-- start of Record excerpts --
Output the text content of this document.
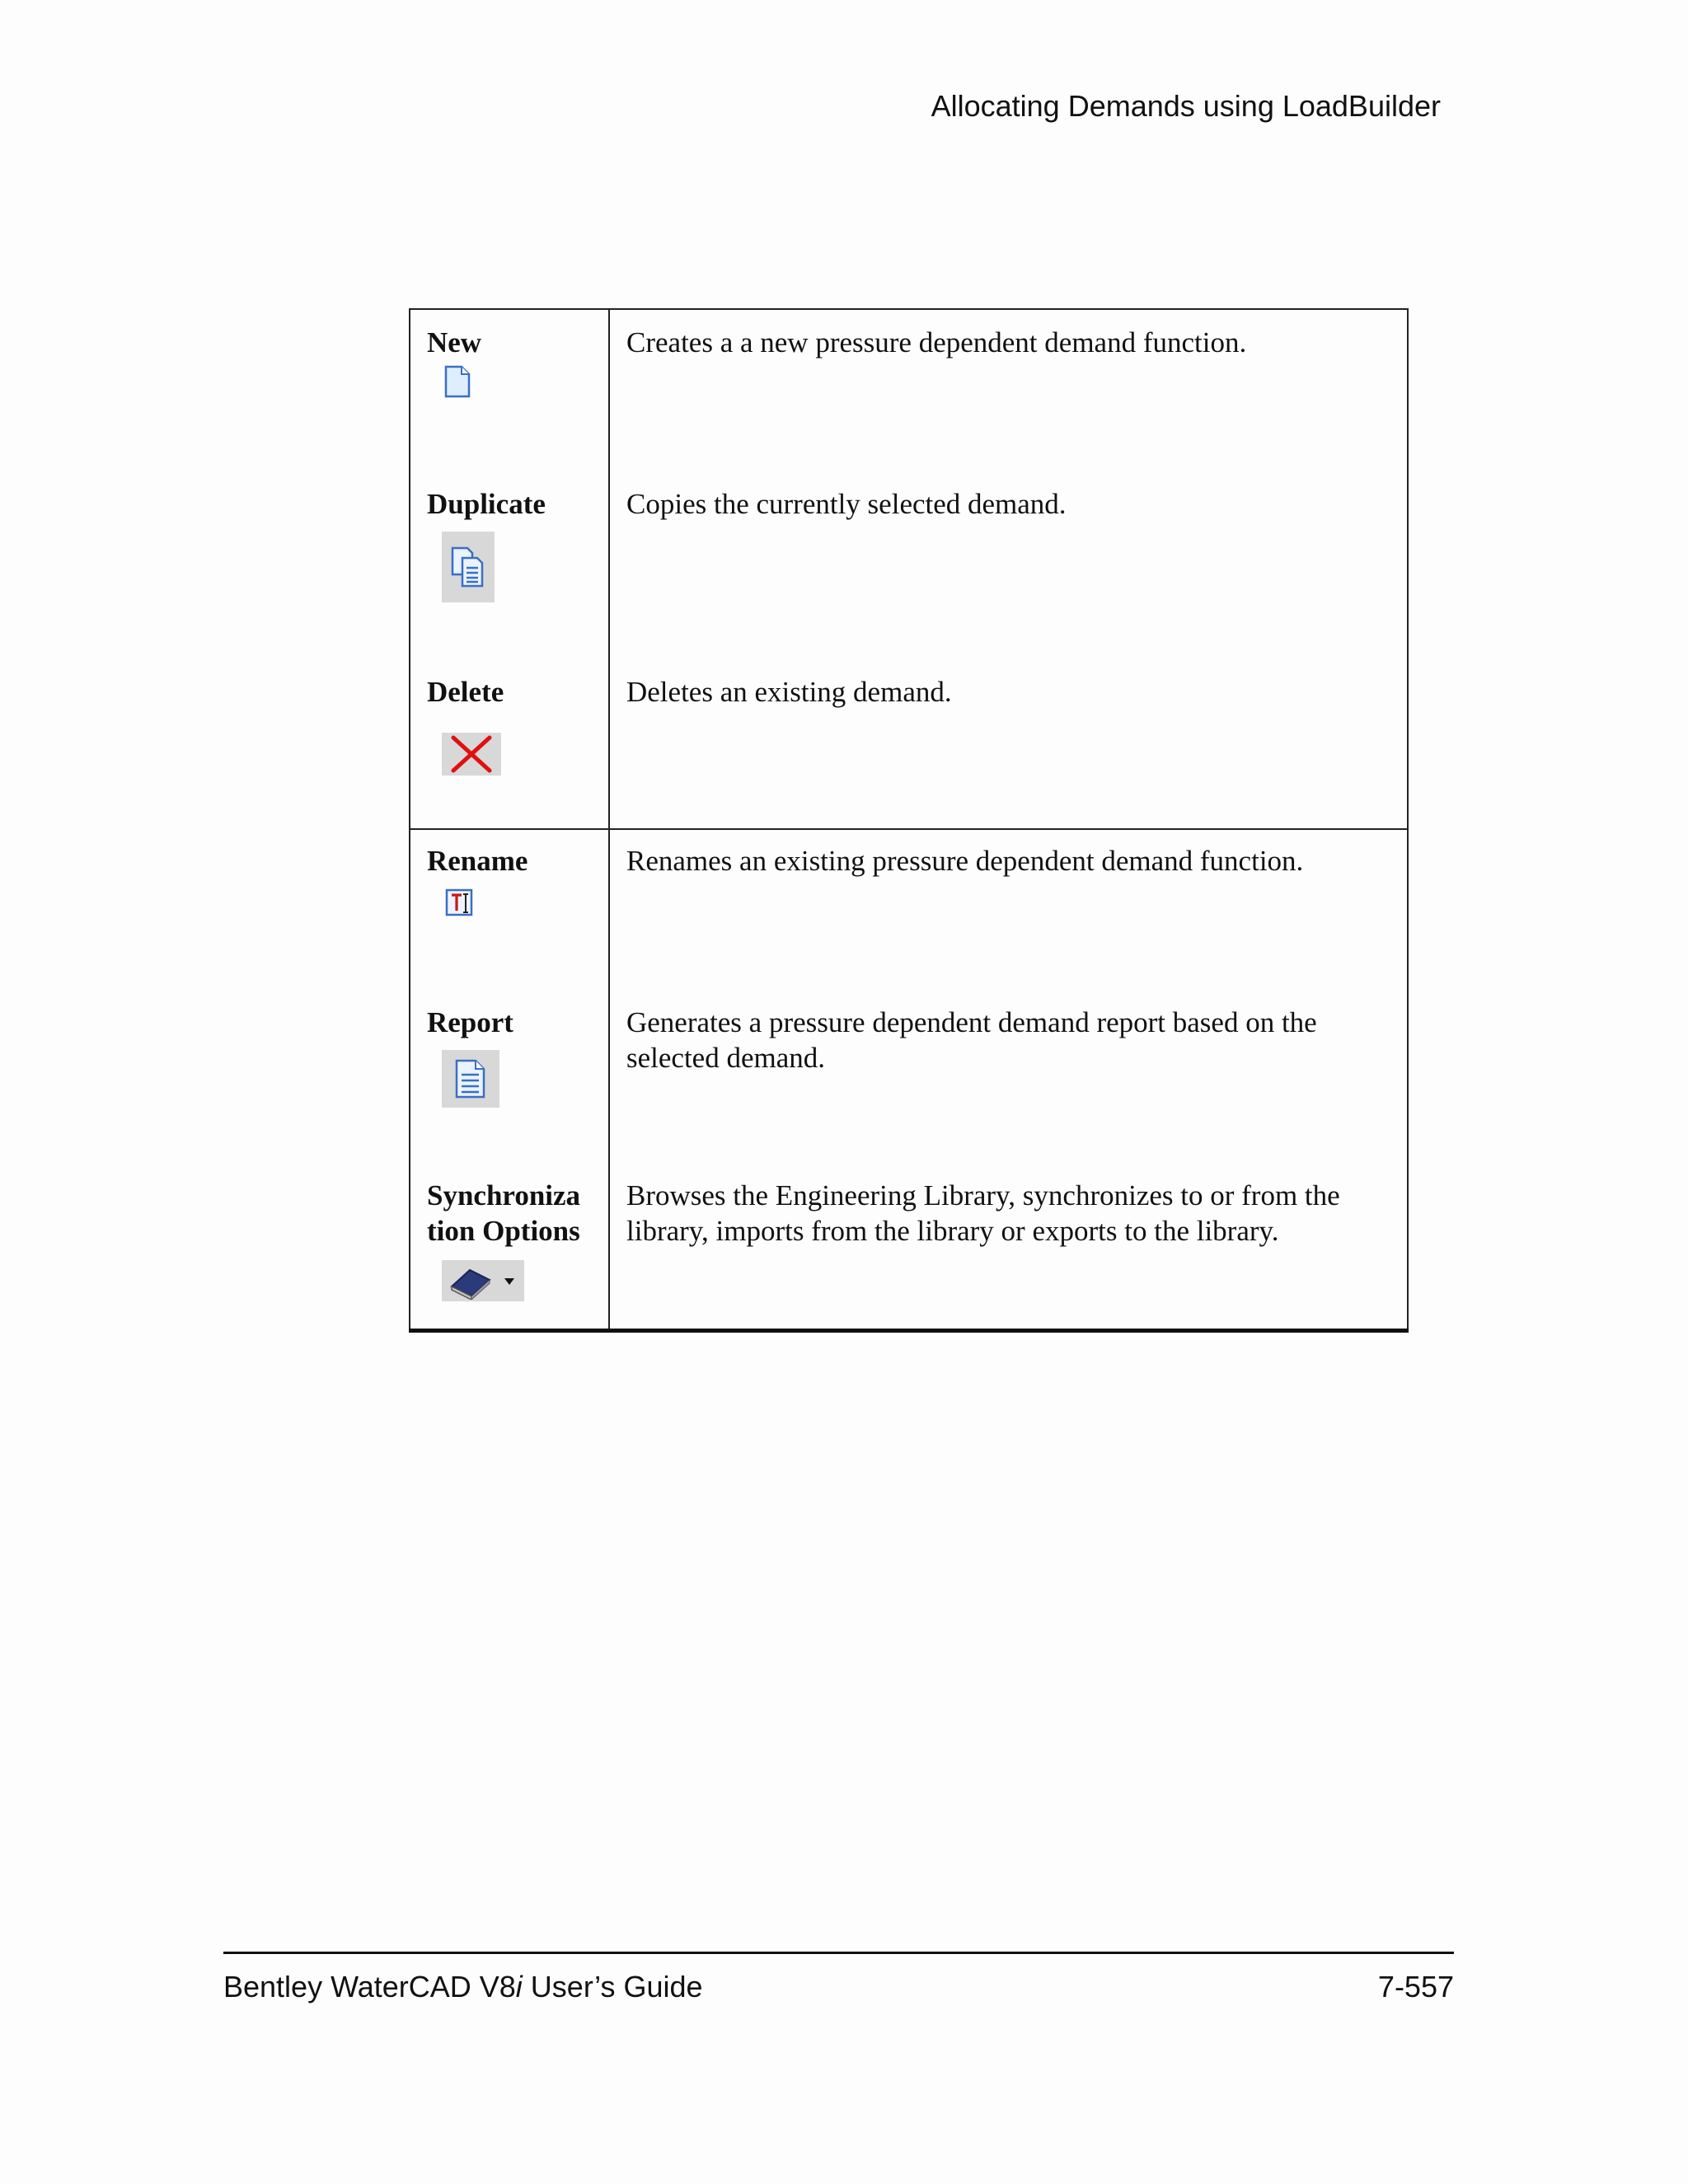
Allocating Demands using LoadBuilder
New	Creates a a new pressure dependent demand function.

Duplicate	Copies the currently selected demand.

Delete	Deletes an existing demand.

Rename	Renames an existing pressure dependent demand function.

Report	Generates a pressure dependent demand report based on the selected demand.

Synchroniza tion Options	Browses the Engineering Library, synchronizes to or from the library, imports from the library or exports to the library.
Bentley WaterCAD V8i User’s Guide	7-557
-- end of Record excerpts --
### What you will do:
Write out each line of the data exactly; the images should be left out.

### Exercise output:
Output the text content of this document.
Allocating Demands using LoadBuilder
New	Creates a a new pressure dependent demand function.

Duplicate	Copies the currently selected demand.

Delete	Deletes an existing demand.

Rename	Renames an existing pressure dependent demand function.

Report	Generates a pressure dependent demand report based on the selected demand.

Synchroniza tion Options	Browses the Engineering Library, synchronizes to or from the library, imports from the library or exports to the library.
Bentley WaterCAD V8i User’s Guide	7-557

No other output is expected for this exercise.